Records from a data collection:
--*--

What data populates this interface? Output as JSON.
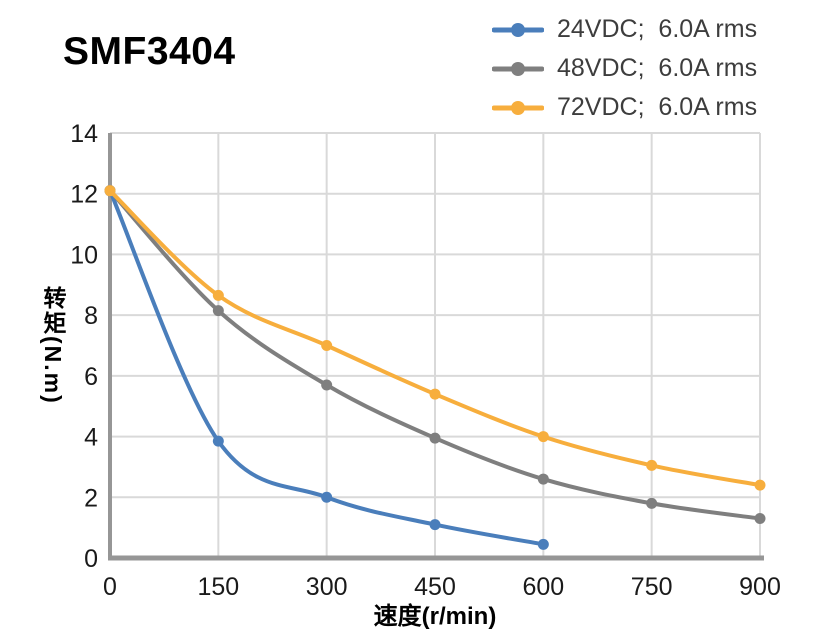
{
  "chart_data": {
    "type": "line",
    "title": "SMF3404",
    "xlabel": "速度(r/min)",
    "ylabel": "转矩(N.m)",
    "xlim": [
      0,
      900
    ],
    "ylim": [
      0,
      14
    ],
    "x_ticks": [
      0,
      150,
      300,
      450,
      600,
      750,
      900
    ],
    "y_ticks": [
      0,
      2,
      4,
      6,
      8,
      10,
      12,
      14
    ],
    "grid": true,
    "legend_position": "top-right",
    "colors": {
      "grid": "#D9D9D9",
      "axis": "#969696",
      "tick_text": "#1A1A1A",
      "legend_text": "#3D3D3D",
      "title_text": "#000000"
    },
    "series": [
      {
        "id": "24vdc",
        "label": "24VDC;  6.0A rms",
        "color": "#4A7EBB",
        "x": [
          0,
          150,
          300,
          450,
          600
        ],
        "values": [
          12.1,
          3.85,
          2.0,
          1.1,
          0.45
        ]
      },
      {
        "id": "48vdc",
        "label": "48VDC;  6.0A rms",
        "color": "#7F7F7F",
        "x": [
          0,
          150,
          300,
          450,
          600,
          750,
          900
        ],
        "values": [
          12.1,
          8.15,
          5.7,
          3.95,
          2.6,
          1.8,
          1.3
        ]
      },
      {
        "id": "72vdc",
        "label": "72VDC;  6.0A rms",
        "color": "#F7AE3D",
        "x": [
          0,
          150,
          300,
          450,
          600,
          750,
          900
        ],
        "values": [
          12.1,
          8.65,
          7.0,
          5.4,
          4.0,
          3.05,
          2.4
        ]
      }
    ]
  }
}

--*--

WHAT TO PRODUCE:
Output an exact copy of the material, with the pictures removed.

EXERCISE RESPONSE:
What data populates this interface? Output as JSON.
{
  "chart_data": {
    "type": "line",
    "title": "SMF3404",
    "xlabel": "速度(r/min)",
    "ylabel": "转矩(N.m)",
    "xlim": [
      0,
      900
    ],
    "ylim": [
      0,
      14
    ],
    "x_ticks": [
      0,
      150,
      300,
      450,
      600,
      750,
      900
    ],
    "y_ticks": [
      0,
      2,
      4,
      6,
      8,
      10,
      12,
      14
    ],
    "grid": true,
    "legend_position": "top-right",
    "colors": {
      "grid": "#D9D9D9",
      "axis": "#969696",
      "tick_text": "#1A1A1A",
      "legend_text": "#3D3D3D",
      "title_text": "#000000"
    },
    "series": [
      {
        "id": "24vdc",
        "label": "24VDC;  6.0A rms",
        "color": "#4A7EBB",
        "x": [
          0,
          150,
          300,
          450,
          600
        ],
        "values": [
          12.1,
          3.85,
          2.0,
          1.1,
          0.45
        ]
      },
      {
        "id": "48vdc",
        "label": "48VDC;  6.0A rms",
        "color": "#7F7F7F",
        "x": [
          0,
          150,
          300,
          450,
          600,
          750,
          900
        ],
        "values": [
          12.1,
          8.15,
          5.7,
          3.95,
          2.6,
          1.8,
          1.3
        ]
      },
      {
        "id": "72vdc",
        "label": "72VDC;  6.0A rms",
        "color": "#F7AE3D",
        "x": [
          0,
          150,
          300,
          450,
          600,
          750,
          900
        ],
        "values": [
          12.1,
          8.65,
          7.0,
          5.4,
          4.0,
          3.05,
          2.4
        ]
      }
    ]
  }
}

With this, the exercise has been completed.